── EXERCISE INPUT

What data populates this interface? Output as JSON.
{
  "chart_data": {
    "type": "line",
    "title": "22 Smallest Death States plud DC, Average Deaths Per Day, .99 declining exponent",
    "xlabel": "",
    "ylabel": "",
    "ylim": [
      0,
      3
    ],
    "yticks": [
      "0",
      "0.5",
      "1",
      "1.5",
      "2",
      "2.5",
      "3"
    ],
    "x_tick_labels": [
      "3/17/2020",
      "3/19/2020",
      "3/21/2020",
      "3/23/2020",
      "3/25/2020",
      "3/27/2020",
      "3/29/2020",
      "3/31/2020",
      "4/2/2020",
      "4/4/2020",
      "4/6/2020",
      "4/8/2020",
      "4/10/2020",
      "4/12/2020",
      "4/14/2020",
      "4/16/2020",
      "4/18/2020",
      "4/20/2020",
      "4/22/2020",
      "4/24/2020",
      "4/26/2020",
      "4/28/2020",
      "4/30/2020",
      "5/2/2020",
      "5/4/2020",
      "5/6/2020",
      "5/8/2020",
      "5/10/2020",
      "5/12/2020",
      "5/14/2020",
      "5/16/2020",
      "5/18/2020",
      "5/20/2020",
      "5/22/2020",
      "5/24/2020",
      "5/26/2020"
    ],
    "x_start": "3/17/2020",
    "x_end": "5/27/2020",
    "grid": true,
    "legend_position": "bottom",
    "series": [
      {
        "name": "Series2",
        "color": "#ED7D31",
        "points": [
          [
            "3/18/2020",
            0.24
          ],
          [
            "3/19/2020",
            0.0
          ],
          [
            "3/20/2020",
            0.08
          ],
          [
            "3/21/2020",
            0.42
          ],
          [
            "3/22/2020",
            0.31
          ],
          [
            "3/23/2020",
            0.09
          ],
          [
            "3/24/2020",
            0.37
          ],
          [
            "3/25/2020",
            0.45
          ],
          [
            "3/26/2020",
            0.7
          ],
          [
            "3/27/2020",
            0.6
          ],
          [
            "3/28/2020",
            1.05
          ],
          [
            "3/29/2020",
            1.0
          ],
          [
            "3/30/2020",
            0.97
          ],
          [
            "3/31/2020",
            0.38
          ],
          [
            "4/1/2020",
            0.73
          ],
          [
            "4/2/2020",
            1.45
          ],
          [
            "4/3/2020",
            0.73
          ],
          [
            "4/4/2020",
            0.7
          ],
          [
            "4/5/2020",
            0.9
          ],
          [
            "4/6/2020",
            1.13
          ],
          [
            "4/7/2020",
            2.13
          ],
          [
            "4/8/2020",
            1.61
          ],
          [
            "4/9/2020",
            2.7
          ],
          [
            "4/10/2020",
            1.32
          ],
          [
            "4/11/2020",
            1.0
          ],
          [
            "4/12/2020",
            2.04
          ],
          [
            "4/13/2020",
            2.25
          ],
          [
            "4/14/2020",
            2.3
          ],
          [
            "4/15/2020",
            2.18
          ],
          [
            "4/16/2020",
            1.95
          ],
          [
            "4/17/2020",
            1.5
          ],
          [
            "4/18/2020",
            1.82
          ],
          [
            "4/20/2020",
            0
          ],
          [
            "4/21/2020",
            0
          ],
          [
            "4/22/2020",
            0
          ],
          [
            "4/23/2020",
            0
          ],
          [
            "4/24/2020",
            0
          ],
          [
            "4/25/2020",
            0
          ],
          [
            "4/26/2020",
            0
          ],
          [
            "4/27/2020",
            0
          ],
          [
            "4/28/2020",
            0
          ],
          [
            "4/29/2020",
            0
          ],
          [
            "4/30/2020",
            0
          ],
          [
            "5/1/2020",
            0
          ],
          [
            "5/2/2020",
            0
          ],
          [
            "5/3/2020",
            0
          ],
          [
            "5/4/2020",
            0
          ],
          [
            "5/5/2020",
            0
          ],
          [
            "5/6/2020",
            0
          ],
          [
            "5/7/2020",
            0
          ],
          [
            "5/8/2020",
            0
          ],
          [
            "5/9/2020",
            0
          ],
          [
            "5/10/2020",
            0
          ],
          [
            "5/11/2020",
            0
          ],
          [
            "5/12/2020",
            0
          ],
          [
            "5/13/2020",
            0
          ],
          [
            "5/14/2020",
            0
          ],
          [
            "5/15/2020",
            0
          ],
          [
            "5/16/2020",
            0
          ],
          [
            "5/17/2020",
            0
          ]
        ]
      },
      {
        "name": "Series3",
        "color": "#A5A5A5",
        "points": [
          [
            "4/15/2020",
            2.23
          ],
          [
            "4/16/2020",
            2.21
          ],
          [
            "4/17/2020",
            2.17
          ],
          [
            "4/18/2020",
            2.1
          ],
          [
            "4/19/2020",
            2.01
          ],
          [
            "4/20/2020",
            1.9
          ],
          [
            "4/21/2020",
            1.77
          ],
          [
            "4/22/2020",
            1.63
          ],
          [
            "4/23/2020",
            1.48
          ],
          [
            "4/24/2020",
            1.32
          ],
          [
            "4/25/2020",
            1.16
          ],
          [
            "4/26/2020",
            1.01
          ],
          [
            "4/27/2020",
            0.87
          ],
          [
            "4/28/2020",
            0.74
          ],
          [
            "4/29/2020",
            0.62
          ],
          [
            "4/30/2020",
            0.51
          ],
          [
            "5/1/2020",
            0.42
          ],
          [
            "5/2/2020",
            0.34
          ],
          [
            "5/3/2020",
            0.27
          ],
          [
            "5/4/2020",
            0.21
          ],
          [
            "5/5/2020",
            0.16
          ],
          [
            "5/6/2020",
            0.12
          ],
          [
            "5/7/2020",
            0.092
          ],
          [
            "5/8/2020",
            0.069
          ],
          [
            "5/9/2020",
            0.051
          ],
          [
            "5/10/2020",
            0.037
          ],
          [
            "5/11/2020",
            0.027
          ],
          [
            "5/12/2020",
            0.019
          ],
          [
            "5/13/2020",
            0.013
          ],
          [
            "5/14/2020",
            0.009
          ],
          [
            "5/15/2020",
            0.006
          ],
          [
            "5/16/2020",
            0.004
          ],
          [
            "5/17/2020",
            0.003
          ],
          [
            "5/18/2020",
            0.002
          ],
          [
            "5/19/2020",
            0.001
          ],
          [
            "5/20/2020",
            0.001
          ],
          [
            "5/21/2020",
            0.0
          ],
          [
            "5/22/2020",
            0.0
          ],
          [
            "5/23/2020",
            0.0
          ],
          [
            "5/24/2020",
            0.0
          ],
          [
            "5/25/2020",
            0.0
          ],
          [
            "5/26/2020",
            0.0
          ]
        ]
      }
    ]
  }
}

────

Your task is to return the full listing exactly as it was given.

* [CORRECT RESULT]
What data populates this interface? Output as JSON.
{
  "chart_data": {
    "type": "line",
    "title": "22 Smallest Death States plud DC, Average Deaths Per Day, .99 declining exponent",
    "xlabel": "",
    "ylabel": "",
    "ylim": [
      0,
      3
    ],
    "yticks": [
      "0",
      "0.5",
      "1",
      "1.5",
      "2",
      "2.5",
      "3"
    ],
    "x_tick_labels": [
      "3/17/2020",
      "3/19/2020",
      "3/21/2020",
      "3/23/2020",
      "3/25/2020",
      "3/27/2020",
      "3/29/2020",
      "3/31/2020",
      "4/2/2020",
      "4/4/2020",
      "4/6/2020",
      "4/8/2020",
      "4/10/2020",
      "4/12/2020",
      "4/14/2020",
      "4/16/2020",
      "4/18/2020",
      "4/20/2020",
      "4/22/2020",
      "4/24/2020",
      "4/26/2020",
      "4/28/2020",
      "4/30/2020",
      "5/2/2020",
      "5/4/2020",
      "5/6/2020",
      "5/8/2020",
      "5/10/2020",
      "5/12/2020",
      "5/14/2020",
      "5/16/2020",
      "5/18/2020",
      "5/20/2020",
      "5/22/2020",
      "5/24/2020",
      "5/26/2020"
    ],
    "x_start": "3/17/2020",
    "x_end": "5/27/2020",
    "grid": true,
    "legend_position": "bottom",
    "series": [
      {
        "name": "Series2",
        "color": "#ED7D31",
        "points": [
          [
            "3/18/2020",
            0.24
          ],
          [
            "3/19/2020",
            0.0
          ],
          [
            "3/20/2020",
            0.08
          ],
          [
            "3/21/2020",
            0.42
          ],
          [
            "3/22/2020",
            0.31
          ],
          [
            "3/23/2020",
            0.09
          ],
          [
            "3/24/2020",
            0.37
          ],
          [
            "3/25/2020",
            0.45
          ],
          [
            "3/26/2020",
            0.7
          ],
          [
            "3/27/2020",
            0.6
          ],
          [
            "3/28/2020",
            1.05
          ],
          [
            "3/29/2020",
            1.0
          ],
          [
            "3/30/2020",
            0.97
          ],
          [
            "3/31/2020",
            0.38
          ],
          [
            "4/1/2020",
            0.73
          ],
          [
            "4/2/2020",
            1.45
          ],
          [
            "4/3/2020",
            0.73
          ],
          [
            "4/4/2020",
            0.7
          ],
          [
            "4/5/2020",
            0.9
          ],
          [
            "4/6/2020",
            1.13
          ],
          [
            "4/7/2020",
            2.13
          ],
          [
            "4/8/2020",
            1.61
          ],
          [
            "4/9/2020",
            2.7
          ],
          [
            "4/10/2020",
            1.32
          ],
          [
            "4/11/2020",
            1.0
          ],
          [
            "4/12/2020",
            2.04
          ],
          [
            "4/13/2020",
            2.25
          ],
          [
            "4/14/2020",
            2.3
          ],
          [
            "4/15/2020",
            2.18
          ],
          [
            "4/16/2020",
            1.95
          ],
          [
            "4/17/2020",
            1.5
          ],
          [
            "4/18/2020",
            1.82
          ],
          [
            "4/20/2020",
            0
          ],
          [
            "4/21/2020",
            0
          ],
          [
            "4/22/2020",
            0
          ],
          [
            "4/23/2020",
            0
          ],
          [
            "4/24/2020",
            0
          ],
          [
            "4/25/2020",
            0
          ],
          [
            "4/26/2020",
            0
          ],
          [
            "4/27/2020",
            0
          ],
          [
            "4/28/2020",
            0
          ],
          [
            "4/29/2020",
            0
          ],
          [
            "4/30/2020",
            0
          ],
          [
            "5/1/2020",
            0
          ],
          [
            "5/2/2020",
            0
          ],
          [
            "5/3/2020",
            0
          ],
          [
            "5/4/2020",
            0
          ],
          [
            "5/5/2020",
            0
          ],
          [
            "5/6/2020",
            0
          ],
          [
            "5/7/2020",
            0
          ],
          [
            "5/8/2020",
            0
          ],
          [
            "5/9/2020",
            0
          ],
          [
            "5/10/2020",
            0
          ],
          [
            "5/11/2020",
            0
          ],
          [
            "5/12/2020",
            0
          ],
          [
            "5/13/2020",
            0
          ],
          [
            "5/14/2020",
            0
          ],
          [
            "5/15/2020",
            0
          ],
          [
            "5/16/2020",
            0
          ],
          [
            "5/17/2020",
            0
          ]
        ]
      },
      {
        "name": "Series3",
        "color": "#A5A5A5",
        "points": [
          [
            "4/15/2020",
            2.23
          ],
          [
            "4/16/2020",
            2.21
          ],
          [
            "4/17/2020",
            2.17
          ],
          [
            "4/18/2020",
            2.1
          ],
          [
            "4/19/2020",
            2.01
          ],
          [
            "4/20/2020",
            1.9
          ],
          [
            "4/21/2020",
            1.77
          ],
          [
            "4/22/2020",
            1.63
          ],
          [
            "4/23/2020",
            1.48
          ],
          [
            "4/24/2020",
            1.32
          ],
          [
            "4/25/2020",
            1.16
          ],
          [
            "4/26/2020",
            1.01
          ],
          [
            "4/27/2020",
            0.87
          ],
          [
            "4/28/2020",
            0.74
          ],
          [
            "4/29/2020",
            0.62
          ],
          [
            "4/30/2020",
            0.51
          ],
          [
            "5/1/2020",
            0.42
          ],
          [
            "5/2/2020",
            0.34
          ],
          [
            "5/3/2020",
            0.27
          ],
          [
            "5/4/2020",
            0.21
          ],
          [
            "5/5/2020",
            0.16
          ],
          [
            "5/6/2020",
            0.12
          ],
          [
            "5/7/2020",
            0.092
          ],
          [
            "5/8/2020",
            0.069
          ],
          [
            "5/9/2020",
            0.051
          ],
          [
            "5/10/2020",
            0.037
          ],
          [
            "5/11/2020",
            0.027
          ],
          [
            "5/12/2020",
            0.019
          ],
          [
            "5/13/2020",
            0.013
          ],
          [
            "5/14/2020",
            0.009
          ],
          [
            "5/15/2020",
            0.006
          ],
          [
            "5/16/2020",
            0.004
          ],
          [
            "5/17/2020",
            0.003
          ],
          [
            "5/18/2020",
            0.002
          ],
          [
            "5/19/2020",
            0.001
          ],
          [
            "5/20/2020",
            0.001
          ],
          [
            "5/21/2020",
            0.0
          ],
          [
            "5/22/2020",
            0.0
          ],
          [
            "5/23/2020",
            0.0
          ],
          [
            "5/24/2020",
            0.0
          ],
          [
            "5/25/2020",
            0.0
          ],
          [
            "5/26/2020",
            0.0
          ]
        ]
      }
    ]
  }
}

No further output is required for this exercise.